::: Data shown :::

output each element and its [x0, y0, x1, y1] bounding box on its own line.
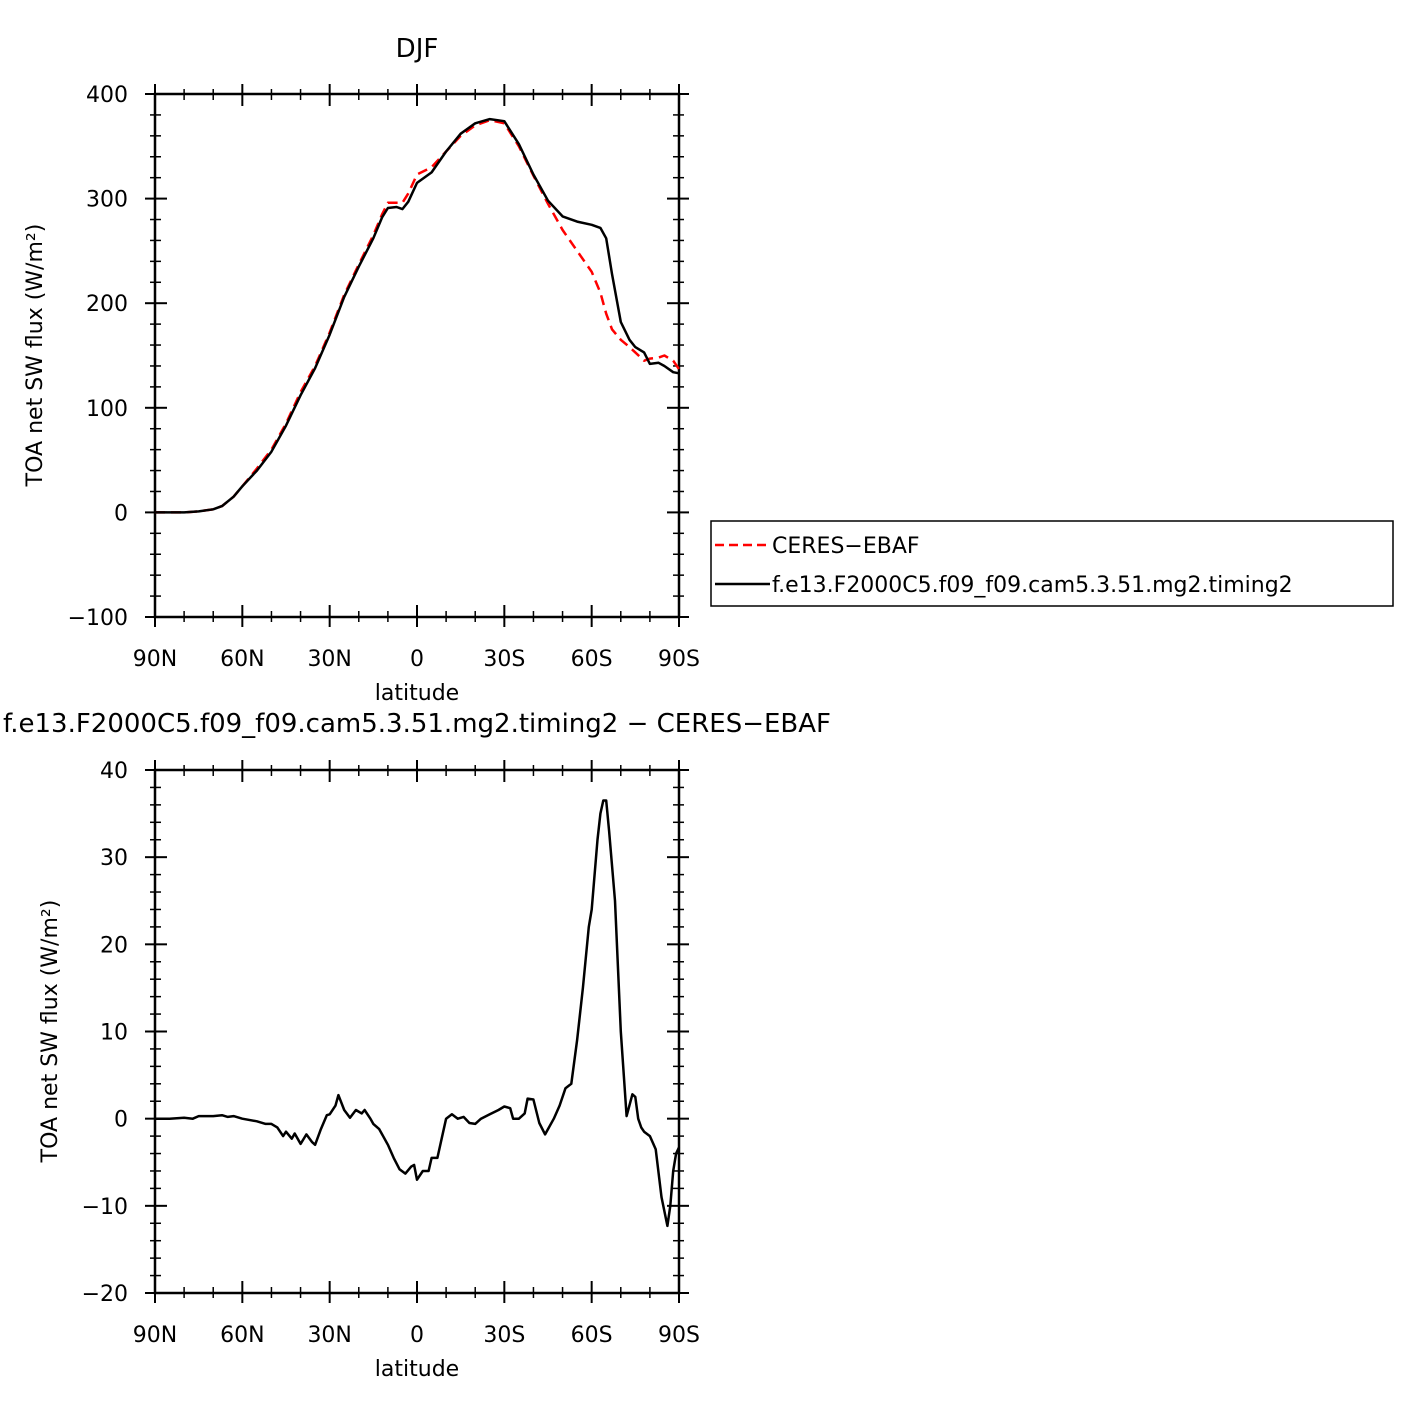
x-tick-label: 0: [410, 1323, 424, 1348]
y-tick-label: 400: [86, 83, 128, 108]
top-y-axis-label: TOA net SW flux (W/m²): [23, 224, 48, 488]
bottom-y-axis-label: TOA net SW flux (W/m²): [38, 900, 63, 1164]
bottom-y-tick-labels: −20 −10 0 10 20 30 40: [82, 759, 128, 1307]
x-tick-label: 0: [410, 647, 424, 672]
y-tick-label: 30: [100, 846, 128, 871]
bottom-plot-frame: [153, 768, 681, 1295]
top-x-tick-labels: 90N 60N 30N 0 30S 60S 90S: [133, 647, 700, 672]
top-x-axis-label: latitude: [375, 681, 459, 706]
x-tick-label: 90S: [658, 1323, 700, 1348]
x-tick-label: 60N: [220, 647, 264, 672]
y-tick-label: 0: [114, 501, 128, 526]
x-tick-label: 60S: [571, 1323, 613, 1348]
x-tick-label: 90N: [133, 1323, 177, 1348]
bottom-series-line-0: [155, 799, 681, 1228]
top-plot-frame: [153, 92, 681, 619]
y-tick-label: −20: [82, 1282, 128, 1307]
legend: CERES−EBAF f.e13.F2000C5.f09_f09.cam5.3.…: [710, 520, 1394, 607]
top-axis-ticks: [145, 84, 689, 627]
legend-label-model: f.e13.F2000C5.f09_f09.cam5.3.51.mg2.timi…: [772, 573, 1293, 598]
bottom-chart-title: f.e13.F2000C5.f09_f09.cam5.3.51.mg2.timi…: [3, 709, 831, 739]
top-series-line-0: [155, 118, 681, 514]
y-tick-label: −100: [68, 606, 128, 631]
top-series-lines: [155, 117, 681, 514]
x-tick-label: 60N: [220, 1323, 264, 1348]
legend-label-ceres: CERES−EBAF: [772, 534, 920, 559]
y-tick-label: 20: [100, 933, 128, 958]
top-y-tick-labels: −100 0 100 200 300 400: [68, 83, 128, 631]
x-tick-label: 30N: [307, 647, 351, 672]
x-tick-label: 90S: [658, 647, 700, 672]
top-chart-title: DJF: [396, 34, 439, 64]
x-tick-label: 30S: [483, 647, 525, 672]
top-series-line-1: [155, 117, 680, 514]
x-tick-label: 30S: [483, 1323, 525, 1348]
bottom-x-tick-labels: 90N 60N 30N 0 30S 60S 90S: [133, 1323, 700, 1348]
bottom-x-axis-label: latitude: [375, 1357, 459, 1382]
y-tick-label: −10: [82, 1195, 128, 1220]
x-tick-label: 90N: [133, 647, 177, 672]
legend-box: [710, 520, 1394, 607]
y-tick-label: 0: [114, 1108, 128, 1133]
bottom-series-lines: [155, 799, 681, 1228]
bottom-axis-ticks: [145, 760, 689, 1303]
x-tick-label: 60S: [571, 647, 613, 672]
x-tick-label: 30N: [307, 1323, 351, 1348]
y-tick-label: 300: [86, 188, 128, 213]
y-tick-label: 10: [100, 1021, 128, 1046]
bottom-panel: f.e13.F2000C5.f09_f09.cam5.3.51.mg2.timi…: [3, 709, 831, 1382]
y-tick-label: 100: [86, 397, 128, 422]
y-tick-label: 200: [86, 292, 128, 317]
y-tick-label: 40: [100, 759, 128, 784]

:::

• [What you need to do]: Rewrite the records with "latitude" replaced by "Latitude" everywhere it occurs, changing nothing else, and leave the pictures out.

• [Reply]:
output each element and its [x0, y0, x1, y1] bounding box on its own line.
x-tick-label: 0: [410, 1323, 424, 1348]
y-tick-label: 400: [86, 83, 128, 108]
top-y-axis-label: TOA net SW flux (W/m²): [23, 224, 48, 488]
bottom-y-axis-label: TOA net SW flux (W/m²): [38, 900, 63, 1164]
bottom-y-tick-labels: −20 −10 0 10 20 30 40: [82, 759, 128, 1307]
x-tick-label: 0: [410, 647, 424, 672]
y-tick-label: 30: [100, 846, 128, 871]
bottom-plot-frame: [153, 768, 681, 1295]
top-x-tick-labels: 90N 60N 30N 0 30S 60S 90S: [133, 647, 700, 672]
top-x-axis-label: Latitude: [375, 681, 459, 706]
x-tick-label: 90S: [658, 1323, 700, 1348]
x-tick-label: 60N: [220, 647, 264, 672]
y-tick-label: 0: [114, 501, 128, 526]
x-tick-label: 60S: [571, 1323, 613, 1348]
x-tick-label: 90N: [133, 1323, 177, 1348]
bottom-series-line-0: [155, 799, 681, 1228]
top-plot-frame: [153, 92, 681, 619]
y-tick-label: −20: [82, 1282, 128, 1307]
legend: CERES−EBAF f.e13.F2000C5.f09_f09.cam5.3.…: [710, 520, 1394, 607]
top-axis-ticks: [145, 84, 689, 627]
legend-label-model: f.e13.F2000C5.f09_f09.cam5.3.51.mg2.timi…: [772, 573, 1293, 598]
bottom-chart-title: f.e13.F2000C5.f09_f09.cam5.3.51.mg2.timi…: [3, 709, 831, 739]
top-series-line-0: [155, 118, 681, 514]
y-tick-label: −100: [68, 606, 128, 631]
top-series-lines: [155, 117, 681, 514]
x-tick-label: 60N: [220, 1323, 264, 1348]
legend-label-ceres: CERES−EBAF: [772, 534, 920, 559]
y-tick-label: 20: [100, 933, 128, 958]
top-y-tick-labels: −100 0 100 200 300 400: [68, 83, 128, 631]
x-tick-label: 30N: [307, 647, 351, 672]
x-tick-label: 90S: [658, 647, 700, 672]
top-chart-title: DJF: [396, 34, 439, 64]
x-tick-label: 30S: [483, 647, 525, 672]
top-series-line-1: [155, 117, 680, 514]
x-tick-label: 30S: [483, 1323, 525, 1348]
bottom-x-tick-labels: 90N 60N 30N 0 30S 60S 90S: [133, 1323, 700, 1348]
bottom-x-axis-label: Latitude: [375, 1357, 459, 1382]
y-tick-label: −10: [82, 1195, 128, 1220]
x-tick-label: 90N: [133, 647, 177, 672]
legend-box: [710, 520, 1394, 607]
y-tick-label: 0: [114, 1108, 128, 1133]
bottom-series-lines: [155, 799, 681, 1228]
bottom-axis-ticks: [145, 760, 689, 1303]
x-tick-label: 60S: [571, 647, 613, 672]
x-tick-label: 30N: [307, 1323, 351, 1348]
y-tick-label: 300: [86, 188, 128, 213]
y-tick-label: 10: [100, 1021, 128, 1046]
bottom-panel: f.e13.F2000C5.f09_f09.cam5.3.51.mg2.timi…: [3, 709, 831, 1382]
y-tick-label: 100: [86, 397, 128, 422]
y-tick-label: 200: [86, 292, 128, 317]
y-tick-label: 40: [100, 759, 128, 784]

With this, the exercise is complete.